**Given problem**
Each line containing the word "image" needs to be copied.

**Given entries**
>> START

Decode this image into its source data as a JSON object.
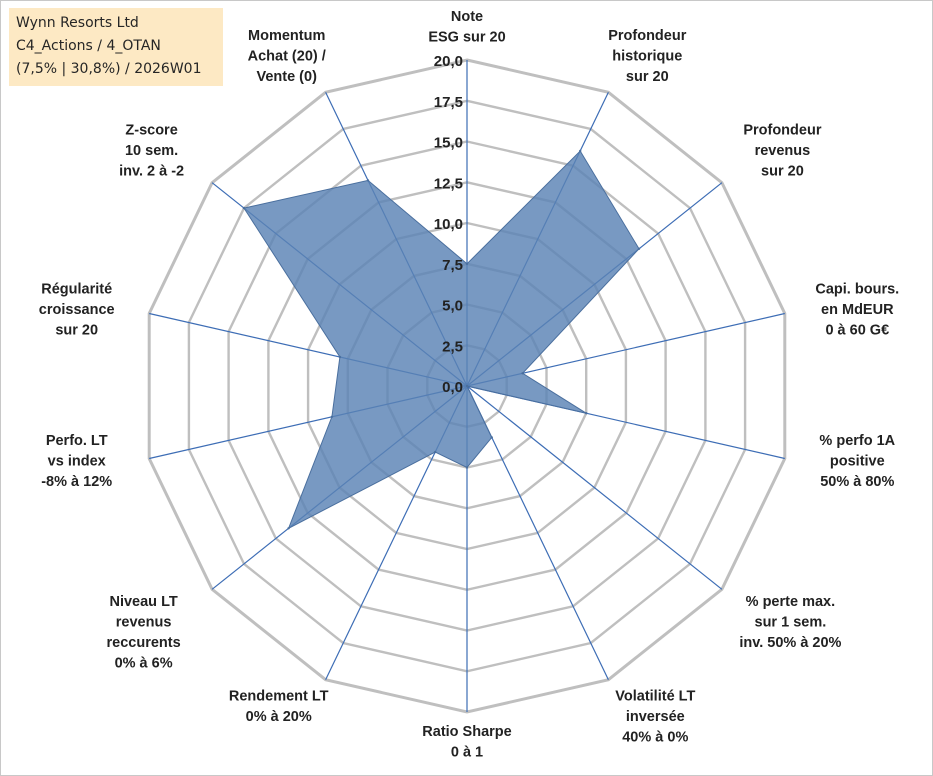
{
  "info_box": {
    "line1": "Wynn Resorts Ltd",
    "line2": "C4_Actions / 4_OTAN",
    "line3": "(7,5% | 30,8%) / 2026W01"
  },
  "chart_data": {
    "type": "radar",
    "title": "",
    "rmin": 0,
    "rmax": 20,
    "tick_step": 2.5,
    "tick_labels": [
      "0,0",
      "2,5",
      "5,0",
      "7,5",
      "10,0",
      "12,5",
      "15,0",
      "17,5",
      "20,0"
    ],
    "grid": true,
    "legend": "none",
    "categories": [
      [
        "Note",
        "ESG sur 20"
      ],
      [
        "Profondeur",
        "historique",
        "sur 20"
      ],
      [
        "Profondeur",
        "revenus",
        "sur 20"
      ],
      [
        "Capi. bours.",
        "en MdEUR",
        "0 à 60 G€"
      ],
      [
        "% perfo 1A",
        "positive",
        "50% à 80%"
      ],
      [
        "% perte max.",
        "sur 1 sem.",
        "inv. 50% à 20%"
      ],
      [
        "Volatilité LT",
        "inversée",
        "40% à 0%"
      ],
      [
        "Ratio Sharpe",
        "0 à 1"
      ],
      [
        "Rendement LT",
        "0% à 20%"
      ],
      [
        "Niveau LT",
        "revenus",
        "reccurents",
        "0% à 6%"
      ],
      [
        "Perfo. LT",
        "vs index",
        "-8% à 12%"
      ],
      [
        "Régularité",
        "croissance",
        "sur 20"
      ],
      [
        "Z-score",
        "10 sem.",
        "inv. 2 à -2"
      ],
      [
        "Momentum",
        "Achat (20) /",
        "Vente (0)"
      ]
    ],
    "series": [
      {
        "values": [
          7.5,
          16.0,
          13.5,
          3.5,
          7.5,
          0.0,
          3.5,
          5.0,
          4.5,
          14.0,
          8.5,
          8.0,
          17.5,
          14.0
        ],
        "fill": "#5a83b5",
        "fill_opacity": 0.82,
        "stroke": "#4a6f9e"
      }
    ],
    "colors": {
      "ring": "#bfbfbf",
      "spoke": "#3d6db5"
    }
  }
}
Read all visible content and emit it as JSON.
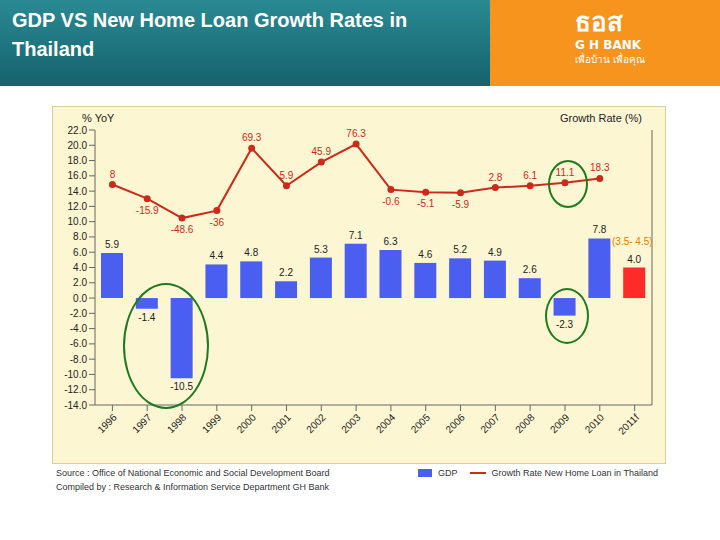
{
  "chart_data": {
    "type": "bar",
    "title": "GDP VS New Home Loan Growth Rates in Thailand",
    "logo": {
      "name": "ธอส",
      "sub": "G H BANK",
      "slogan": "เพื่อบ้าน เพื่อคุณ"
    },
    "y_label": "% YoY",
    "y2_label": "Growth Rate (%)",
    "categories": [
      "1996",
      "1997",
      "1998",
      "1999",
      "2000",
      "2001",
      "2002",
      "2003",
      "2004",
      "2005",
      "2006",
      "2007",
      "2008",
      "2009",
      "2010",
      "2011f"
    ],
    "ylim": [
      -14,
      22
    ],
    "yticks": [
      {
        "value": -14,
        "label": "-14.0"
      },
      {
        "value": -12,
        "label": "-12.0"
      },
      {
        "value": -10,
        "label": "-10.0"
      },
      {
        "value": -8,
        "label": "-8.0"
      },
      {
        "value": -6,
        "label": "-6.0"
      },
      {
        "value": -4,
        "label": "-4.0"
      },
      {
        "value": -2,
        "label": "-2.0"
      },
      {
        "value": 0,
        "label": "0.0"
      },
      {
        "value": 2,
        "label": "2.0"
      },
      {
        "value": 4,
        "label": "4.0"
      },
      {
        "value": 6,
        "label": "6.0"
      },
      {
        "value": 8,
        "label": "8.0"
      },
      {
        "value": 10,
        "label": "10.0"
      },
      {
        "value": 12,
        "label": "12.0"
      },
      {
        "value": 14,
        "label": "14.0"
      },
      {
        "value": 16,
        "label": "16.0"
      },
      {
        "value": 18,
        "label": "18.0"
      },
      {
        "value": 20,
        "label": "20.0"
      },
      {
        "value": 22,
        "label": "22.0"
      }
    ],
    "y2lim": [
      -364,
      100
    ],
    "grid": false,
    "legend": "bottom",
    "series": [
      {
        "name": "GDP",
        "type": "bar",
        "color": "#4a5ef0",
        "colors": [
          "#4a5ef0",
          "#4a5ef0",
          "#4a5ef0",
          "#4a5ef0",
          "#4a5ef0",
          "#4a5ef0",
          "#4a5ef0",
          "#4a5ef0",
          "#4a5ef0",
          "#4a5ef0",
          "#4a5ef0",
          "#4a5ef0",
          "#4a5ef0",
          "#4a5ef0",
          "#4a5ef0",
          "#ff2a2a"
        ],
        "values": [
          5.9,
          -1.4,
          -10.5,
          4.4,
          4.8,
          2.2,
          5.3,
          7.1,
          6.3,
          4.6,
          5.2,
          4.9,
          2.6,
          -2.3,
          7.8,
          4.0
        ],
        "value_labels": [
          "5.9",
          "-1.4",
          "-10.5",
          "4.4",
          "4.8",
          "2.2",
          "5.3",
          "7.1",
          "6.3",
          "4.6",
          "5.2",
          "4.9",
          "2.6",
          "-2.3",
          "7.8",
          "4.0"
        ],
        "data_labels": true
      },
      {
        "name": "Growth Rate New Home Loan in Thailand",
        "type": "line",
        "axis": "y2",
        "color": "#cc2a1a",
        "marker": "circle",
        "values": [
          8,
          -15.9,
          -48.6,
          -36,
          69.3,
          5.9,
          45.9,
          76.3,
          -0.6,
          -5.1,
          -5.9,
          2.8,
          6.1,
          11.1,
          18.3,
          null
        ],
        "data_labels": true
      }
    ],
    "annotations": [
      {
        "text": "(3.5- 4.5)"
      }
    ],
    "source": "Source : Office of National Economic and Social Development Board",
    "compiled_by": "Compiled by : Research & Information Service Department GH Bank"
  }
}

>> END
>> START

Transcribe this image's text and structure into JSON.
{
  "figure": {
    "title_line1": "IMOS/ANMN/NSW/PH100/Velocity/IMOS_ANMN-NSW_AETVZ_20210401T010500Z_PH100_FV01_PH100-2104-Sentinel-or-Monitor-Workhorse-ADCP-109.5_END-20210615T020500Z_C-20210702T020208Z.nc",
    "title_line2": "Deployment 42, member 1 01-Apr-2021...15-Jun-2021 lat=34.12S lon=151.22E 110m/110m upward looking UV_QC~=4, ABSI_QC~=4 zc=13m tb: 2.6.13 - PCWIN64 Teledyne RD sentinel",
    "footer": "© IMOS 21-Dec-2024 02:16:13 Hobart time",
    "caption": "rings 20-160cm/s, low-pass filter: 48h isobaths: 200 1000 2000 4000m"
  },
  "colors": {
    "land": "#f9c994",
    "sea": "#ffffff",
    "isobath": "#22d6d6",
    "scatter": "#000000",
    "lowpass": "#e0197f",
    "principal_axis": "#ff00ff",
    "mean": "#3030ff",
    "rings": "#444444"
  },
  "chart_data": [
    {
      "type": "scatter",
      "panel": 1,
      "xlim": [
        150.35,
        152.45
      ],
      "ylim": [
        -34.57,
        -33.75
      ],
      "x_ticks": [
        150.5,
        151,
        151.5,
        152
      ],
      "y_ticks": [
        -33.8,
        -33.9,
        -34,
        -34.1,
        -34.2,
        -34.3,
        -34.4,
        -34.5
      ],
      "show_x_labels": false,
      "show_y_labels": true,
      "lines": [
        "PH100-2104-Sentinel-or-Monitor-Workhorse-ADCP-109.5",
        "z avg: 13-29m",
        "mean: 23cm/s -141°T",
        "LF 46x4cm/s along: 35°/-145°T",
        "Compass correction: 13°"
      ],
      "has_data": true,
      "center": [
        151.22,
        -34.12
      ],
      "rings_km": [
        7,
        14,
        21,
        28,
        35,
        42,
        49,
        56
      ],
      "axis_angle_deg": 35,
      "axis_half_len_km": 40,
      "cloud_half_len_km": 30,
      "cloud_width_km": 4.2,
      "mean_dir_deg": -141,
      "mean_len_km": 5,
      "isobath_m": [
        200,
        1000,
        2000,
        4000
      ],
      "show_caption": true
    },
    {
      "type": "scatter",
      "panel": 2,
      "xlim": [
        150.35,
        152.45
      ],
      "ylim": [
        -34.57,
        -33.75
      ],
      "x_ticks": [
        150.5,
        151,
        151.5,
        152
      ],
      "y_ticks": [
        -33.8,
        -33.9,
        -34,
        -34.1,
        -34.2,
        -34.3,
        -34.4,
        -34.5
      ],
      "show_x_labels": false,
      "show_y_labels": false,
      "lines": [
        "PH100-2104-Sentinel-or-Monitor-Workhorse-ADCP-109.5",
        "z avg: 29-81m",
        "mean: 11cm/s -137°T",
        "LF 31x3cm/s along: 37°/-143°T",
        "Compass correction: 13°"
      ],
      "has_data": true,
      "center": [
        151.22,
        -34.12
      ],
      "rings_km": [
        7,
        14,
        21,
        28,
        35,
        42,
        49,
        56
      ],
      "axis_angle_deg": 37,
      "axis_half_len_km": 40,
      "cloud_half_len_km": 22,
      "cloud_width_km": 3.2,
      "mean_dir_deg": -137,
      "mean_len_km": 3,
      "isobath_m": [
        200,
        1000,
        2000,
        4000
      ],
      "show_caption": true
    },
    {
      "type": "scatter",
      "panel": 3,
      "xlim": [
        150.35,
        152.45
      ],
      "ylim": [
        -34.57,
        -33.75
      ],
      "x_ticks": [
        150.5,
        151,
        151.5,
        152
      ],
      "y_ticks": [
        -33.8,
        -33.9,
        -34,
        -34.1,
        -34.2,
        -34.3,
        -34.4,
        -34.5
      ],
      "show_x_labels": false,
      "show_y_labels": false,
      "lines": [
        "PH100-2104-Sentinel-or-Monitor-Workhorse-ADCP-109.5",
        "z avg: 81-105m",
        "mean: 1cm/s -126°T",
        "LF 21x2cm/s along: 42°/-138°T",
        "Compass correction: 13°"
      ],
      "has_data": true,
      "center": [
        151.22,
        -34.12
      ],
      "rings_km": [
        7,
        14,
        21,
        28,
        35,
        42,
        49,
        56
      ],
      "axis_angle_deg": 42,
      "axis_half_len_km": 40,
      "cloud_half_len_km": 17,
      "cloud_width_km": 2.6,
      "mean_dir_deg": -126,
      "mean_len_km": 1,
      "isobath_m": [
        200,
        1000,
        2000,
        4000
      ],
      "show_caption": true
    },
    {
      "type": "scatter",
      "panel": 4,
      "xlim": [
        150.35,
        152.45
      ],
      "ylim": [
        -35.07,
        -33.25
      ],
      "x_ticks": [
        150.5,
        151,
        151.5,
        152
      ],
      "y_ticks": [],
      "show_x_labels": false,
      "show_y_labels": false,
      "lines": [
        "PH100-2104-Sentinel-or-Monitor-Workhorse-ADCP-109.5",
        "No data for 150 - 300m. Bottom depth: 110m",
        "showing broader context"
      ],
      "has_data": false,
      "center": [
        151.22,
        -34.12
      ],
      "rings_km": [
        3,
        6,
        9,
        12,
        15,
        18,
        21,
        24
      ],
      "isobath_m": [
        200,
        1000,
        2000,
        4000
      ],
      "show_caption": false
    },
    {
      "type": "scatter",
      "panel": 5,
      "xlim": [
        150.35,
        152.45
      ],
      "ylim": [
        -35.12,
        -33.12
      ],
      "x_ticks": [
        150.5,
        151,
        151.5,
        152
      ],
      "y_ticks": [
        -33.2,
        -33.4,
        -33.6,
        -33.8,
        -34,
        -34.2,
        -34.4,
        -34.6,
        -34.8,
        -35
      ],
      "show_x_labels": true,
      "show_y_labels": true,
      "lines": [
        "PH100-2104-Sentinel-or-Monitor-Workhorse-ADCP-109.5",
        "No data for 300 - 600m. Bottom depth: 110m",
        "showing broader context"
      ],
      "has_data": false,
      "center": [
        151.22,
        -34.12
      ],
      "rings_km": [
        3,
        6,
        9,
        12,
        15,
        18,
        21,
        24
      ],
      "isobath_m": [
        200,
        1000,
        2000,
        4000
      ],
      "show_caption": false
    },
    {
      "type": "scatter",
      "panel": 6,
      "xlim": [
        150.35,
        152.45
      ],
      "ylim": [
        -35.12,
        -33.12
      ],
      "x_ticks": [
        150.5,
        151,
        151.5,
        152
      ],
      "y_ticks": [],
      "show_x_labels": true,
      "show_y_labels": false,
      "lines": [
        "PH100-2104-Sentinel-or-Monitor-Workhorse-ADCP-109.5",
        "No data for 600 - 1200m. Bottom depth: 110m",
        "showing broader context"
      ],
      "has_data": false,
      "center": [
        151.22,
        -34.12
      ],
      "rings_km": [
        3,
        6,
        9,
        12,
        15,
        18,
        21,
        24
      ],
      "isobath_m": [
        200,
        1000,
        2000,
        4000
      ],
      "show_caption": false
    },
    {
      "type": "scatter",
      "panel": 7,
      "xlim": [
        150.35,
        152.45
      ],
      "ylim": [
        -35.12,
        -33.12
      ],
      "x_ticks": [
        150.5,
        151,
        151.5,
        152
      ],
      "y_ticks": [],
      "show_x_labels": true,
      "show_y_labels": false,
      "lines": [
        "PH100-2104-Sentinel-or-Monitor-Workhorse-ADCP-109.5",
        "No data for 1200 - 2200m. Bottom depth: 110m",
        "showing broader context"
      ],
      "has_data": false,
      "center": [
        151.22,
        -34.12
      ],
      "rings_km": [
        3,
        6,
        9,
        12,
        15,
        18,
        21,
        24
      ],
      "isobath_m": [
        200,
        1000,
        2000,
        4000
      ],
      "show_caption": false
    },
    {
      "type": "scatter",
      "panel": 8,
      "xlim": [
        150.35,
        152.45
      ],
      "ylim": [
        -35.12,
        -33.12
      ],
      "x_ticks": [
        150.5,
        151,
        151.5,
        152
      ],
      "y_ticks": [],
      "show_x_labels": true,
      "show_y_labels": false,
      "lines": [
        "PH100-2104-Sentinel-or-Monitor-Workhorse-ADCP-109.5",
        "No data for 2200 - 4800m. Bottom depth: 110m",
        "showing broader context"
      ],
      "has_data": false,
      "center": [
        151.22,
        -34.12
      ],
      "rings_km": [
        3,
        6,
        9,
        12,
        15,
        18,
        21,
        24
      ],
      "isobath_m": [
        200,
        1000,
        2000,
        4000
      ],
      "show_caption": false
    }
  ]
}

>> END
>> START

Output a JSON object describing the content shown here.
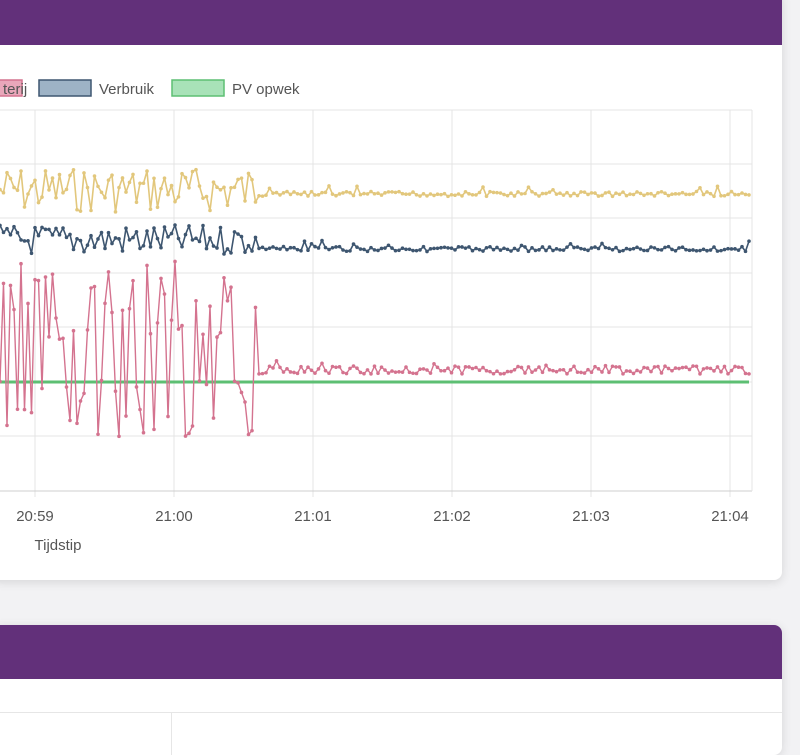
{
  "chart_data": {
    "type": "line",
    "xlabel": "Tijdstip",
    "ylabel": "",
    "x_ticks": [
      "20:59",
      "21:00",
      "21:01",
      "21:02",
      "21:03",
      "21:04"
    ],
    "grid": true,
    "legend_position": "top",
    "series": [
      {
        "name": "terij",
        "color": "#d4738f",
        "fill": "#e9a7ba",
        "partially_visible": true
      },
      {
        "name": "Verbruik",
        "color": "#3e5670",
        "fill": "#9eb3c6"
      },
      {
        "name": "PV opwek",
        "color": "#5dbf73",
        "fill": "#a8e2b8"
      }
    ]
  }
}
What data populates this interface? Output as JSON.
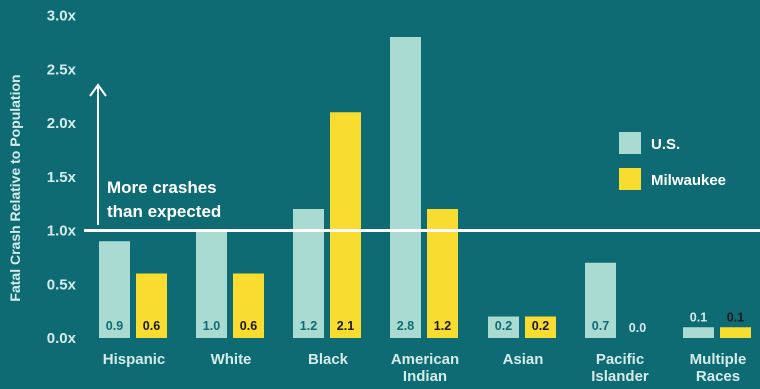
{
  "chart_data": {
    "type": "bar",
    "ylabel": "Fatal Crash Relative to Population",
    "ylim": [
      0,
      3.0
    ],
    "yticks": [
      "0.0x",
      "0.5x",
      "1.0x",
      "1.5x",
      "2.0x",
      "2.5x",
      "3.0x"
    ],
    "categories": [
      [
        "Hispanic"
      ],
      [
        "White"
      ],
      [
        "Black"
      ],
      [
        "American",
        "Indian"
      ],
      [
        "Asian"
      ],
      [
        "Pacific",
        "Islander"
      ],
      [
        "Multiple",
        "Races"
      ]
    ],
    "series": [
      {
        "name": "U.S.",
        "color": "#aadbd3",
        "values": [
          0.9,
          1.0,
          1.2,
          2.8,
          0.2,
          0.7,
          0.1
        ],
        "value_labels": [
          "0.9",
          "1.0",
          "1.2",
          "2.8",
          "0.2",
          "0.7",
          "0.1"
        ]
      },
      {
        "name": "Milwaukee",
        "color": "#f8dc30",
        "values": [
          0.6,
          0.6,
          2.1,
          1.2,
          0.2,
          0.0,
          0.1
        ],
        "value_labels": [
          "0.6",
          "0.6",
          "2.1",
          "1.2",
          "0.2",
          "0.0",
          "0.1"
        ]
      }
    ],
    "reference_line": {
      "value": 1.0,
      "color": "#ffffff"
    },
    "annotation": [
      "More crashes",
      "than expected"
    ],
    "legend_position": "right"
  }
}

>> END

**Expected output**
Decode this image into its source data as a JSON object.
Transcribe this image's text and structure into JSON.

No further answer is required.